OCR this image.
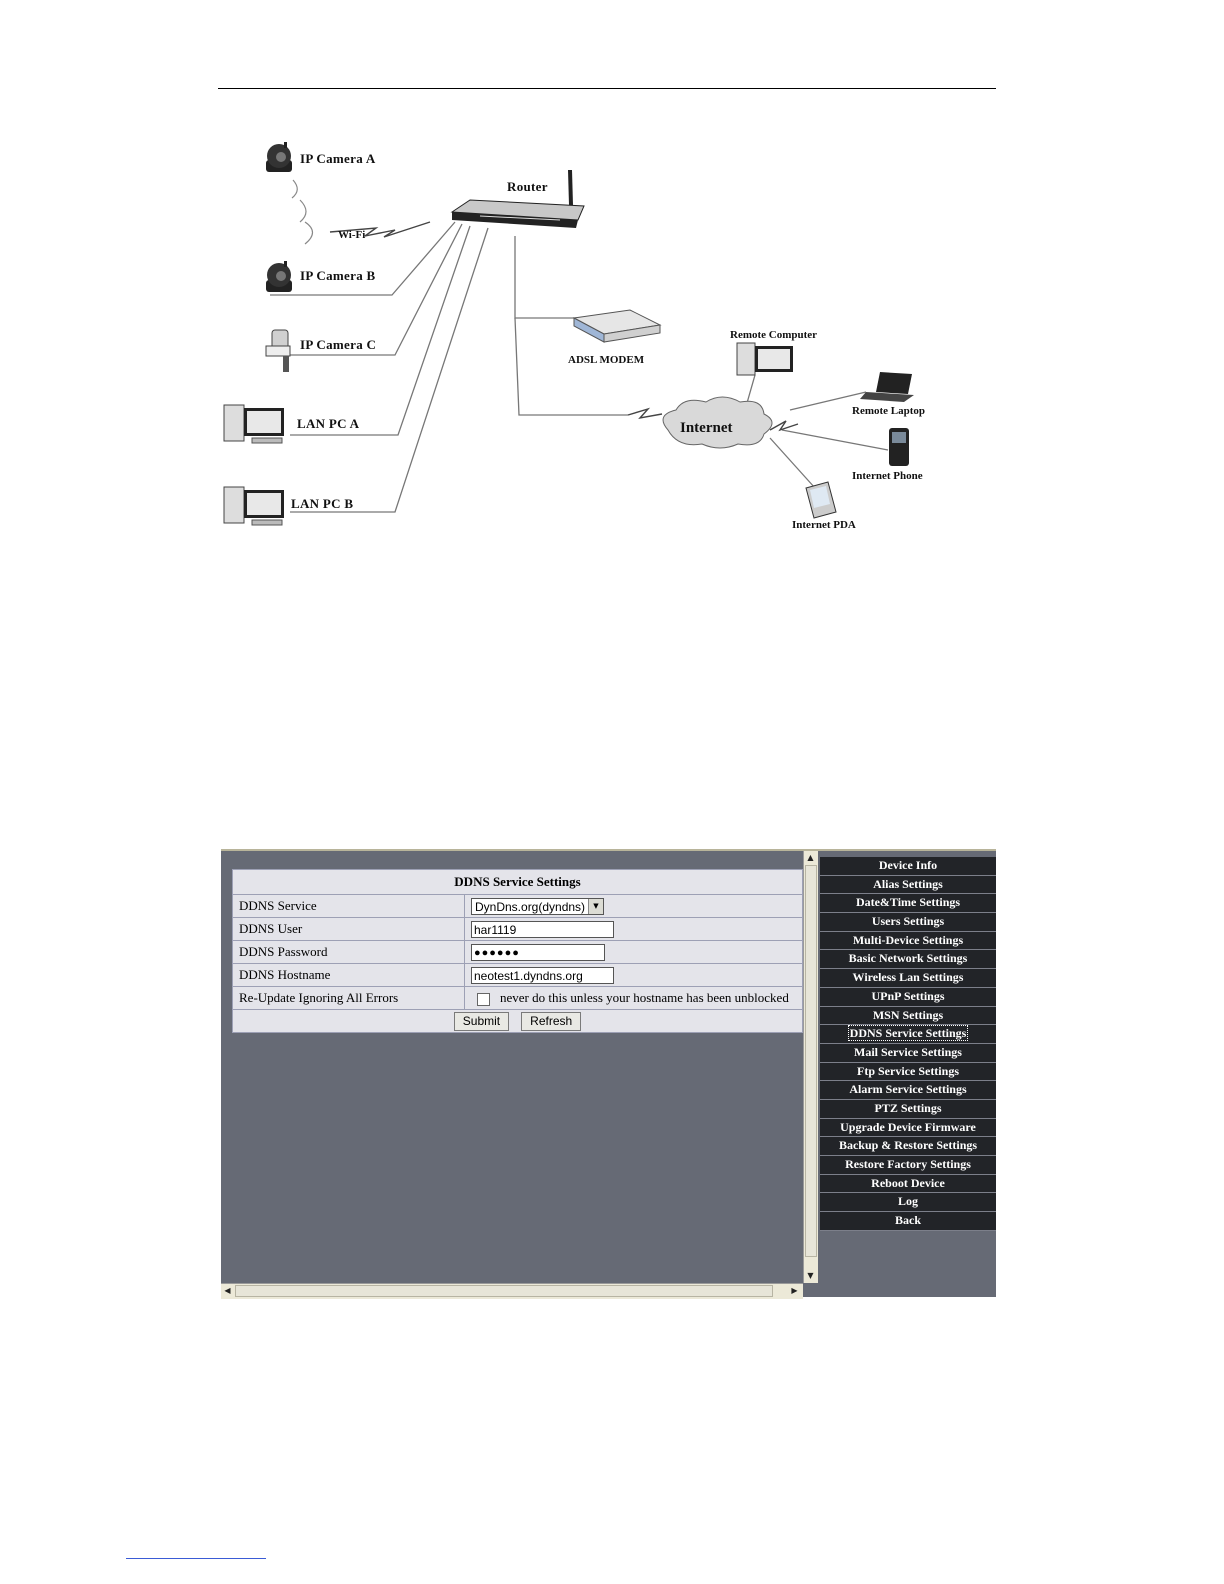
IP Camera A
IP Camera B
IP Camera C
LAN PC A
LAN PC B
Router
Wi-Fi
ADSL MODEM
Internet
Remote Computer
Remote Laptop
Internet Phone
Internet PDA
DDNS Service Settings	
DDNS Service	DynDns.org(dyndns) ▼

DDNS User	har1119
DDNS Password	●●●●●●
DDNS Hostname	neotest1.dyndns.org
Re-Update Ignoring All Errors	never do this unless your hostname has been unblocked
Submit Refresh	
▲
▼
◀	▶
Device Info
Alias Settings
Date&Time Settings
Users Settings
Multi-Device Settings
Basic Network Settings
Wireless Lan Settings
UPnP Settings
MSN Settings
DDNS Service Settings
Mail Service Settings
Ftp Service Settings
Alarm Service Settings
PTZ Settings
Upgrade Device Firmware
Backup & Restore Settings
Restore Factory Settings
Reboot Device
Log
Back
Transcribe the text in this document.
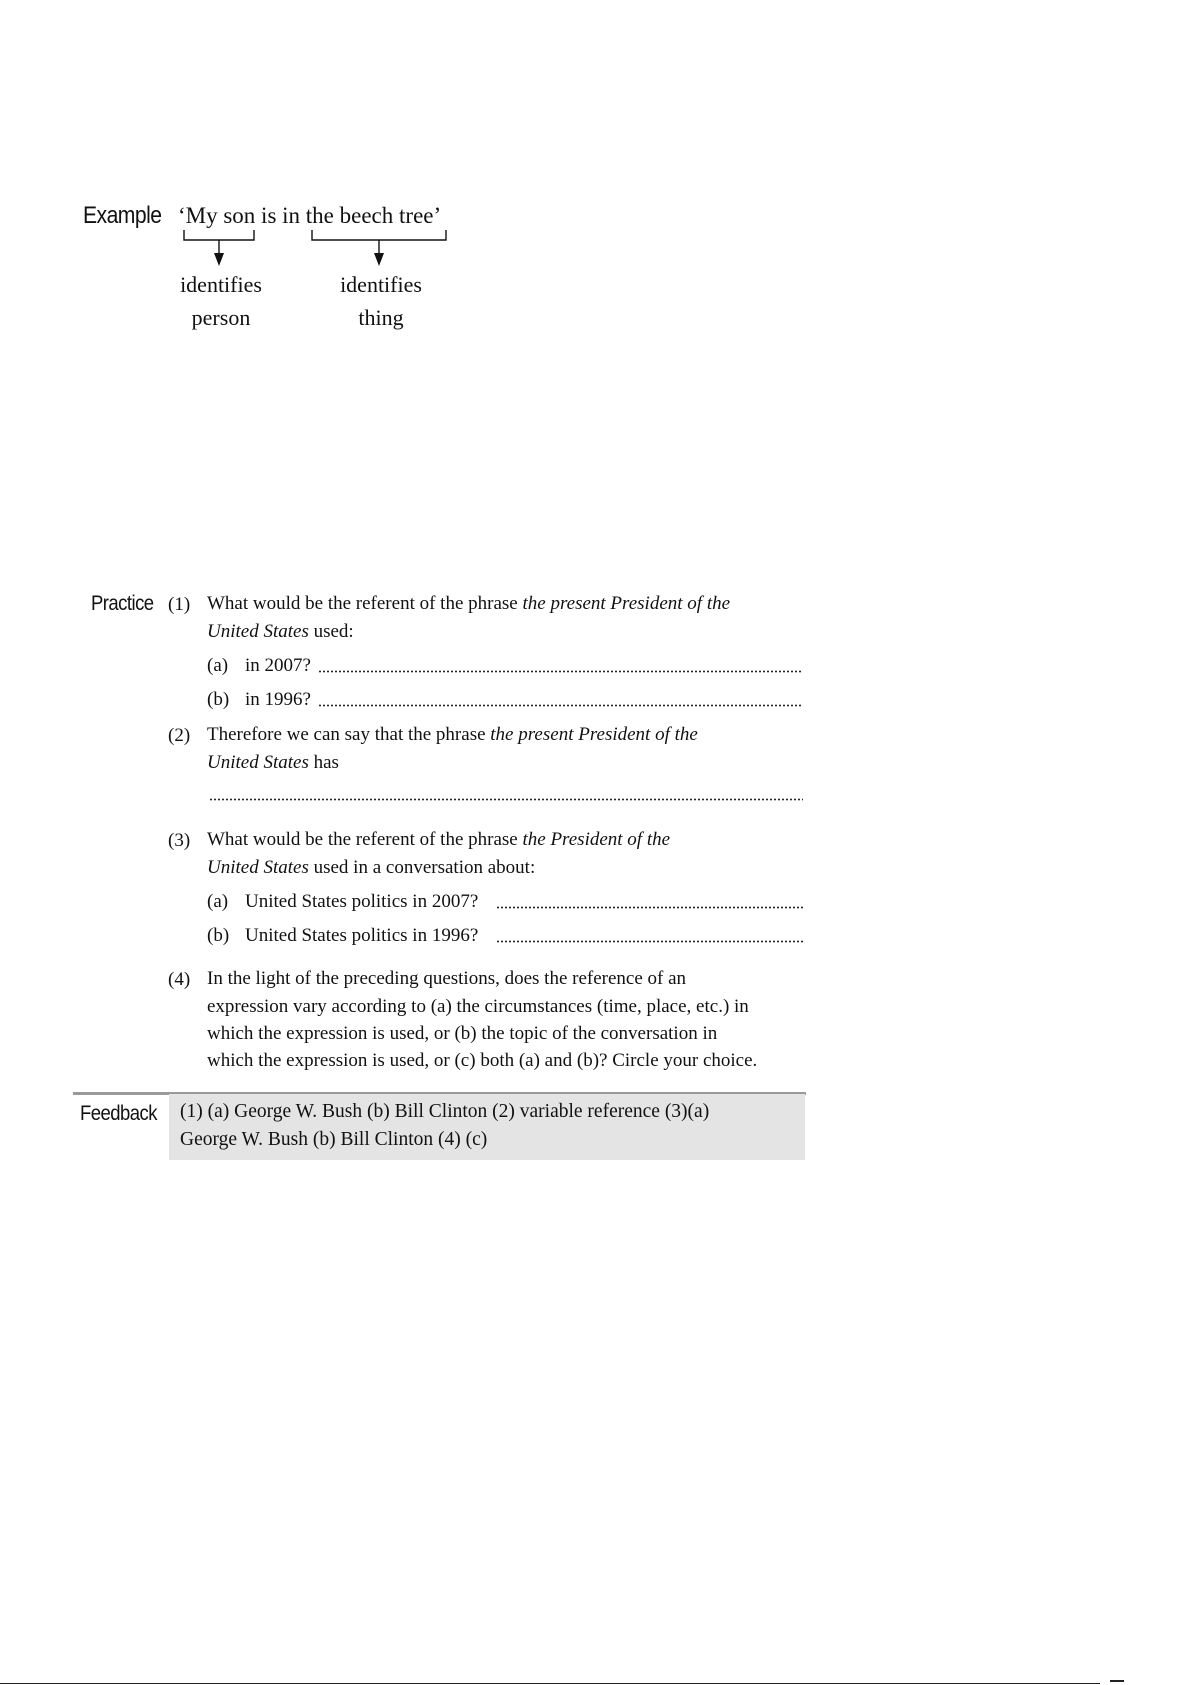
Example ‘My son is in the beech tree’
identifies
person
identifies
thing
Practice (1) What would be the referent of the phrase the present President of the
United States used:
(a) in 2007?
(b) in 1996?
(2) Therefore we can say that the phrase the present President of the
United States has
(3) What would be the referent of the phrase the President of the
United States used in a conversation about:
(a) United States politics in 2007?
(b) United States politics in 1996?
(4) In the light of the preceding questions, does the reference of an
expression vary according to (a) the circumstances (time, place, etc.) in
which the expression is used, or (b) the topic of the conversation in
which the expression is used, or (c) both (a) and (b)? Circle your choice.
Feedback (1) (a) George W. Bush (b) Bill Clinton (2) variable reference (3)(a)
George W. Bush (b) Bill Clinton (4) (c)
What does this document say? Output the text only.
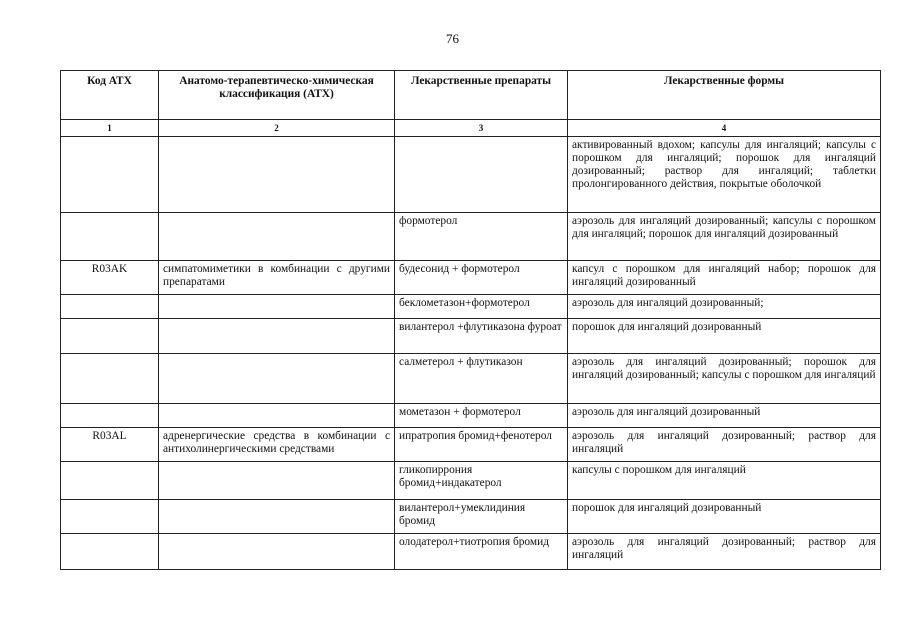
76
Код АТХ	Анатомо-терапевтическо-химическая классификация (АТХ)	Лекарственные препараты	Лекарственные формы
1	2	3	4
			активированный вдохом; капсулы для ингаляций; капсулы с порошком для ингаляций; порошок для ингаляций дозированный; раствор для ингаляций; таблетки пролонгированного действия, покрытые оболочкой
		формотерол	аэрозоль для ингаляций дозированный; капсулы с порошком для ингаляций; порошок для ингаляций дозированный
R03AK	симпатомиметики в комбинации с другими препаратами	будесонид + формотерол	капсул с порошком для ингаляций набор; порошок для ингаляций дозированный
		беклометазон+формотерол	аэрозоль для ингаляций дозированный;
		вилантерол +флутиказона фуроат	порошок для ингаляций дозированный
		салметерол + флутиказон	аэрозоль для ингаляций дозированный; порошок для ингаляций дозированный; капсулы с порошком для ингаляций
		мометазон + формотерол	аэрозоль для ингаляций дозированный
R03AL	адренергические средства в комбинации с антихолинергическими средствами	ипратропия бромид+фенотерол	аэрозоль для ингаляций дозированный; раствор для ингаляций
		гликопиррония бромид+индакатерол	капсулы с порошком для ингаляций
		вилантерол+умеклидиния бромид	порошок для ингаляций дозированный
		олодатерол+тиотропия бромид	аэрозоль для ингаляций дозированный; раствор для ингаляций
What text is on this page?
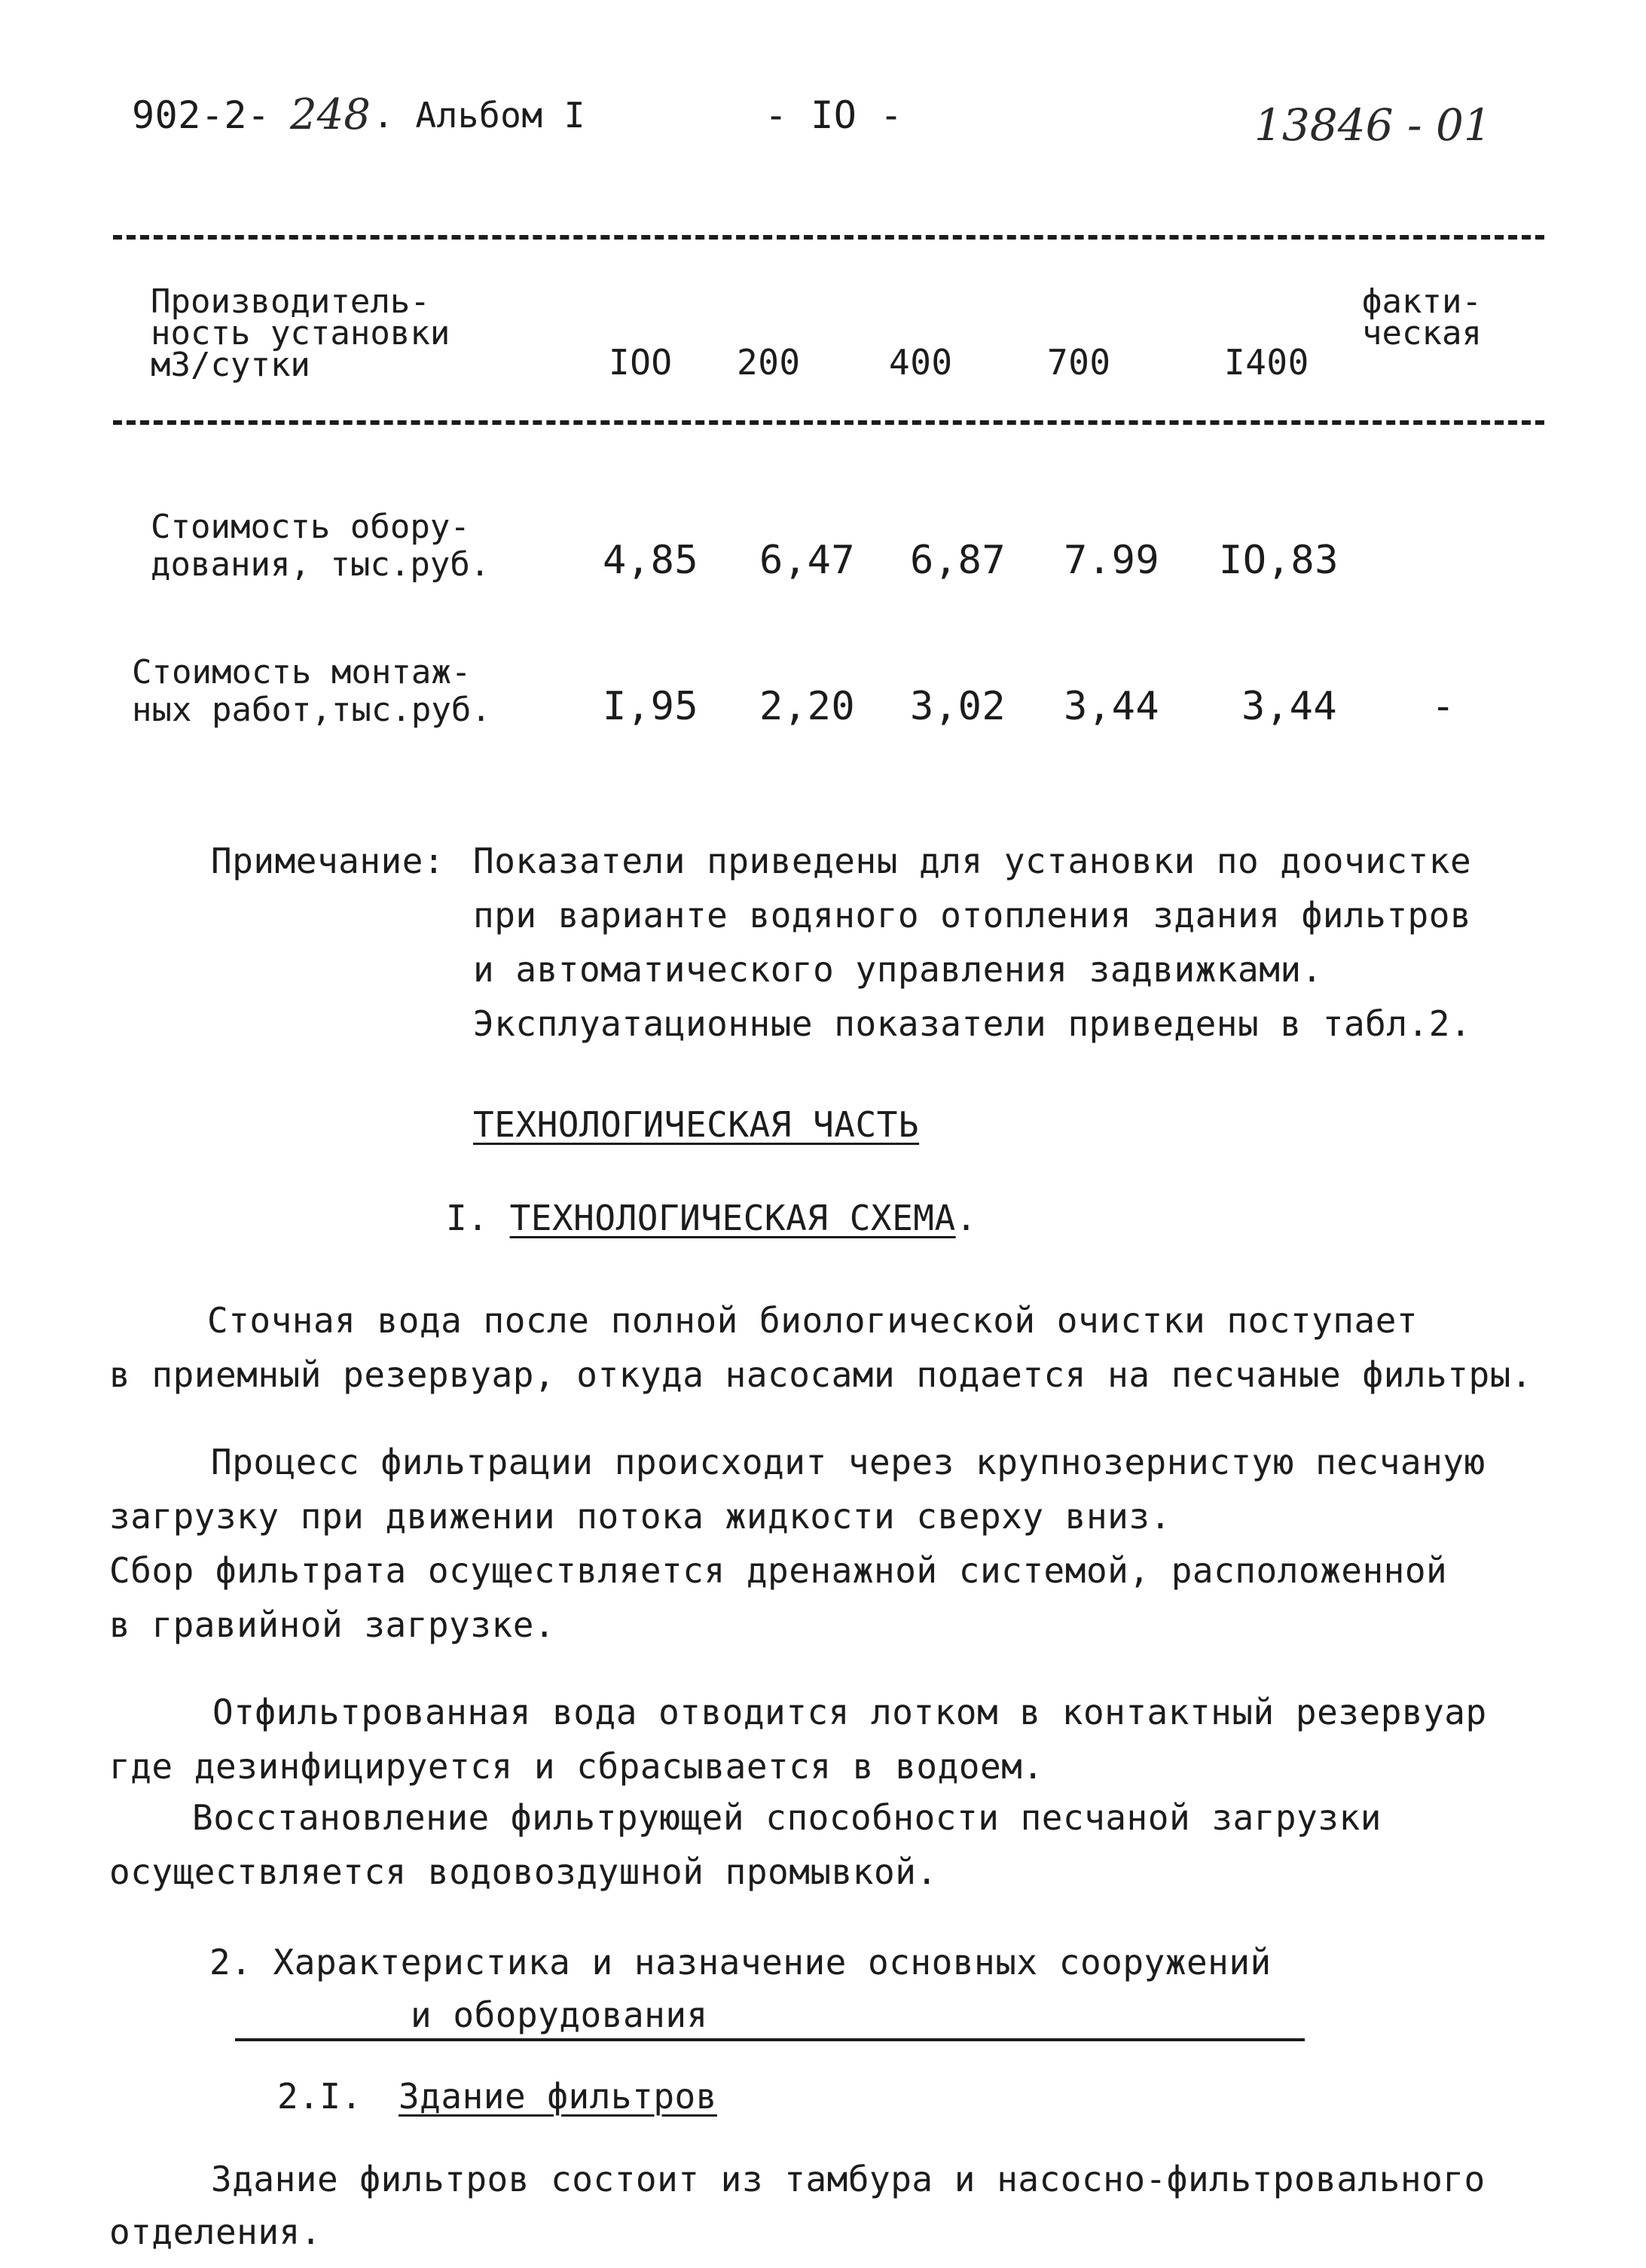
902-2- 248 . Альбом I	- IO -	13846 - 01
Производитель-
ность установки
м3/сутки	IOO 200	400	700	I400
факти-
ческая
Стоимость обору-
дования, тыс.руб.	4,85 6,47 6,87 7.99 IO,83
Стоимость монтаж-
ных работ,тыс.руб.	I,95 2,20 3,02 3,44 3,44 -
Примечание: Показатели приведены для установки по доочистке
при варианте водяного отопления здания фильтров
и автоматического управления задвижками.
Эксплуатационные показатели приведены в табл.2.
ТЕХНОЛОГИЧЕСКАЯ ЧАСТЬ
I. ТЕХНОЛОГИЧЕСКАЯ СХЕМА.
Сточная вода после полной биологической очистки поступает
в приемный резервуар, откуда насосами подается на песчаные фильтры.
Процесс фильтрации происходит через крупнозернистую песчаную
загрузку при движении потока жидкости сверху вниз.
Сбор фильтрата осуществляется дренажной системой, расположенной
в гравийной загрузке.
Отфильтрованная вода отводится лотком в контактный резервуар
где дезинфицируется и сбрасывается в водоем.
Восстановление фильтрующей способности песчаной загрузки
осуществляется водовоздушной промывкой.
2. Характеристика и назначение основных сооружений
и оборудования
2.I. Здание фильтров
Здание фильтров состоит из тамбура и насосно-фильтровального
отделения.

■ **Exercise prompt**: Copy every line of the listing containing the string "referent".

■ **Expected output**:
Practice (1) What would be the referent of the phrase the present President of the
(3) What would be the referent of the phrase the President of the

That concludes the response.